## Check your understanding:
1. Answer these questions about the post on psychiatric care for Guatemalan children:
(a) Where does the writer work, and in which city?
(b) What large facility is Federico Mora Psychiatric Hospital located next to?
(c) Which body has Disability Rights International been petitioning to protect the hospital's patients?
2. Resume the post on psychiatric care for Guatemalan children, picking up right after its final sentence.

## Excerpt provided:
2013 Emily Hazlett 100x150By Emily Hazlett

What to do with Guatemalan children and teens who are in need of emergency psychiatric services? This was the question that was put to me on my second day of work at Disability Rights International, in Mexico City.

My first day was spent reading about what currently happens to them. Children and teens who suffer some kind of acute mental health crisis are often placed in Federico Mora Psychiatric Hospital for adults in Guatemala City. Patients there can be tied up all day, put into isolation, receive little to no medical treatment, have no clean water and not enough food, and are abused physically and sexually by the guards. The women remain permanently locked up in a small ward to protect them from being assaulted. The hospital, which is already located in the most dangerous neighborhood in the city, is also next to the biggest jail in Guatemala. As such a number of criminals are also housed there, meaning that there are always armed guards on the premises. Staff who witness abuse are afraid of denouncing it, since a number of the perpetrators, who essentially run the hospital, have ties to Central American gangs.

And so Disability Rights International has been petitioning the Interamerican Commission on Human Rights to protect the patients in the hospital (Roger Bill chronicled the beginnings of that petition last summer on this very blog). The Interamerican Commission has now asked us for alternatives to hospitalization for children with acute psychiatric problems, a request that has thrown me into the very new world of urgent care child psychiatry.  I have been drafting a request that the children remain, as much as possible, within their families (a practice that is increasingly recognized as both cheaper and more effective in Canada and the USA).

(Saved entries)
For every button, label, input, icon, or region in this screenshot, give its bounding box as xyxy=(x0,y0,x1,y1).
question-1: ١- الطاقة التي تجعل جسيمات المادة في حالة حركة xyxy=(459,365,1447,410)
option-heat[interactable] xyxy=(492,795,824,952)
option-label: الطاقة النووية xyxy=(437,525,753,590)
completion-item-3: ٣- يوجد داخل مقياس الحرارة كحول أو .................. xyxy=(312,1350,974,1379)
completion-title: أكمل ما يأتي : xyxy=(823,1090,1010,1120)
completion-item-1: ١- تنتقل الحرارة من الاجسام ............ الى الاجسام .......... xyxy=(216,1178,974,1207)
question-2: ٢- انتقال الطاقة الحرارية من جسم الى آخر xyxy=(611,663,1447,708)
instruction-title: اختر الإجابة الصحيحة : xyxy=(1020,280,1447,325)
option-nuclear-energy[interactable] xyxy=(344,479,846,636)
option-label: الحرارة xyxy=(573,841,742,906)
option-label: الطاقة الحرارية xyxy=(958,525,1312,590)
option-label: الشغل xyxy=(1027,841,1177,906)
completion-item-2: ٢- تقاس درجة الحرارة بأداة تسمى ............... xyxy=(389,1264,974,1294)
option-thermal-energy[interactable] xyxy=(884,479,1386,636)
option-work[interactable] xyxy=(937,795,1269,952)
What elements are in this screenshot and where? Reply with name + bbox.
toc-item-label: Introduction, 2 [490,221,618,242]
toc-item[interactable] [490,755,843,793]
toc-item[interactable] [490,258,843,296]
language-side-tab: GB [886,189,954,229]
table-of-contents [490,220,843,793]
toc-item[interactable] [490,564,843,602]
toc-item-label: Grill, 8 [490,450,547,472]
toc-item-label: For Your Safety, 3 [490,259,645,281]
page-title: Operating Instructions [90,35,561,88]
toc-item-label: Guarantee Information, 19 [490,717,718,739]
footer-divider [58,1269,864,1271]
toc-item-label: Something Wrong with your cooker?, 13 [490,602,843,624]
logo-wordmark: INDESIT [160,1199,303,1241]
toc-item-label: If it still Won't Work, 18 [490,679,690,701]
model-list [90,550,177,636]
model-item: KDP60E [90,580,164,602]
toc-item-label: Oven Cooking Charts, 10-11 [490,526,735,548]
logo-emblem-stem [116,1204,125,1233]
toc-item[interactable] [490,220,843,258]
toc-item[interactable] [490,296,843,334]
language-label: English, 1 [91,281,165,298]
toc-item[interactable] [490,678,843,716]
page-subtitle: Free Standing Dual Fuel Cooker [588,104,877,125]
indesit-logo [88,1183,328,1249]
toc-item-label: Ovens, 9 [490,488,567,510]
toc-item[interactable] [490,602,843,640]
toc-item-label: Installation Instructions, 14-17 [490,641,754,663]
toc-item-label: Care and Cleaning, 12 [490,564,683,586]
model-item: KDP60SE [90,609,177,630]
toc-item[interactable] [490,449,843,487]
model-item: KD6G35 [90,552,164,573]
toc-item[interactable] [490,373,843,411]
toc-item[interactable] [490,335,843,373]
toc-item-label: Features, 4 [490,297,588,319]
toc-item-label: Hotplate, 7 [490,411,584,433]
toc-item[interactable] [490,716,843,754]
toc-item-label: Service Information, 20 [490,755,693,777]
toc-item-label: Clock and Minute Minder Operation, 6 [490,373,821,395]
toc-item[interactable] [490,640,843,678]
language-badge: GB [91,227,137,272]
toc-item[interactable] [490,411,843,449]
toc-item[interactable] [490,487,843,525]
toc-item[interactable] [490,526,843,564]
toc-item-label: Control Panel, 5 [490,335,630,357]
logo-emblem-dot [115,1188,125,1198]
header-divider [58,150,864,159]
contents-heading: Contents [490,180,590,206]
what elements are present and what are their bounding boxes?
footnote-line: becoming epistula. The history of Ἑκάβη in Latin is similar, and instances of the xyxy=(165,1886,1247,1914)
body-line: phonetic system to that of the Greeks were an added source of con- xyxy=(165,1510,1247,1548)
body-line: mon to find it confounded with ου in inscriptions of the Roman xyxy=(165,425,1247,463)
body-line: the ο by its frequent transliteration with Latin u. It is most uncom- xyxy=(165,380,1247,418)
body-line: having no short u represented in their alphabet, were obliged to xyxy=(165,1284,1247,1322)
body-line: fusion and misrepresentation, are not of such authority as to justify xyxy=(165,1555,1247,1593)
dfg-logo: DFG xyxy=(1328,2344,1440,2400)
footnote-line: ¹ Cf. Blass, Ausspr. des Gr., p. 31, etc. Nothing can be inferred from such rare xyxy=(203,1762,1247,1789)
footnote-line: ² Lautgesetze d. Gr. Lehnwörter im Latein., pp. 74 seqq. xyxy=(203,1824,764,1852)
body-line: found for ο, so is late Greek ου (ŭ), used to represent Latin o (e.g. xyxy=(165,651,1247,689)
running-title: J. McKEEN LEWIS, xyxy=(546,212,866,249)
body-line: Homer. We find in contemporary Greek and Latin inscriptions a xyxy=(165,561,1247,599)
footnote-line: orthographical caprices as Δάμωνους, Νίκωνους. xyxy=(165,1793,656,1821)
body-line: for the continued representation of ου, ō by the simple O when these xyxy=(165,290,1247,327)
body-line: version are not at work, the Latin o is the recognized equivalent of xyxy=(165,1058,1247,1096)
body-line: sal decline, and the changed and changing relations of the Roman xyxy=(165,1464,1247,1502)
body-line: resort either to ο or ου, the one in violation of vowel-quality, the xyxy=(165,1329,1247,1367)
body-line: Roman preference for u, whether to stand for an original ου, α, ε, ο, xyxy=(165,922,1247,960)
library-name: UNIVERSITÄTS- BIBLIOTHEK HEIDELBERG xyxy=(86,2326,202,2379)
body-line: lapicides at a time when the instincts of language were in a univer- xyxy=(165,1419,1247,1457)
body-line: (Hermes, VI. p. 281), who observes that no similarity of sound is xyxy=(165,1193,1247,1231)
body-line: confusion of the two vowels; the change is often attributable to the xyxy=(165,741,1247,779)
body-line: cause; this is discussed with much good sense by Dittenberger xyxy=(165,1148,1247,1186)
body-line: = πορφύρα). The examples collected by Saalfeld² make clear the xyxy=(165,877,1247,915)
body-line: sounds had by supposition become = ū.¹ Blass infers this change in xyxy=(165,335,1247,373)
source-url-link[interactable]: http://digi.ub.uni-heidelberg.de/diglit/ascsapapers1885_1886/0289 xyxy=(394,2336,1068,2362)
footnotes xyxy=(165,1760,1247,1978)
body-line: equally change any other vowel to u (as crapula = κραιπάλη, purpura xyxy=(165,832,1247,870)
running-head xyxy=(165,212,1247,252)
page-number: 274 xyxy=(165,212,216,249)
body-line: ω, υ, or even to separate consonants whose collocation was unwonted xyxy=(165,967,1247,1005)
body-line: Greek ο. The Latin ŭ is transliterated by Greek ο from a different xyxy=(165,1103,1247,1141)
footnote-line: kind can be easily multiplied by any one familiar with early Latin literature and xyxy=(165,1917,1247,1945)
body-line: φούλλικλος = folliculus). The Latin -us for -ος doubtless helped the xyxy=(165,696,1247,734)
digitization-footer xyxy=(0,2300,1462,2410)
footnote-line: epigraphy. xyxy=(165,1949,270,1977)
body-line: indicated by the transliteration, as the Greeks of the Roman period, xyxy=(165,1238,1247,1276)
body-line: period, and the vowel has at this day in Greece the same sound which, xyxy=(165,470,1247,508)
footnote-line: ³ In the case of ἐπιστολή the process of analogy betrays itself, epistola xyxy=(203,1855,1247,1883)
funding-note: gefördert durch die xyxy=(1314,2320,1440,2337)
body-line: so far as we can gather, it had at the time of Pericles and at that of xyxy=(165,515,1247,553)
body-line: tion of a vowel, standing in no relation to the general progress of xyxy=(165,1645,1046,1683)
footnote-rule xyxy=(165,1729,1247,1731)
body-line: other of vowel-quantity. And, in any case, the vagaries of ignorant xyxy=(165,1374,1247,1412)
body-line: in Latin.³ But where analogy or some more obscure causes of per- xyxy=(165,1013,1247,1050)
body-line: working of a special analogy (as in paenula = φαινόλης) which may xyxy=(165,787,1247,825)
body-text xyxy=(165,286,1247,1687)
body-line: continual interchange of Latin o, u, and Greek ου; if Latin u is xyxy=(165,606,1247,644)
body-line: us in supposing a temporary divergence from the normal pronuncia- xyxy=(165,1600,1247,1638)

## Answers given:
1.
(a) At Disability Rights International, in Mexico City.
(b) The biggest jail in Guatemala.
(c) The Interamerican Commission on Human Rights.

2.
www.disabilityrightsintl.org

While the subject matter of my work is often difficult, the atmosphere in DRI’s small office remains remarkably positive. My colleagues are always happy to recommend weekend trips, pretend to understand my Spanish, and offer tips for tackling the insanity that is a metro system serving 22-million people at rush hour.

I feel extremely fortunate to be working with DRI on this project to protect the over 300 people with disabilities arbitrarily and dangerously detained at Federico Mora Hospital in Guatemala City. At the same time, I’ve just learned that DRI will soon be acting as amicus curiae at the Mexican Supreme Court, defending a young man with Asperger’s Syndrome who has been placed under tutorship. The case will hopefully set a new precedent in Mexico that will help people with disabilities maintain their legal capacity as a rule rather than an exception. In short, it’s an exciting time to be working here, as there are a number of really important projects going on in the office, and lots of work to be done.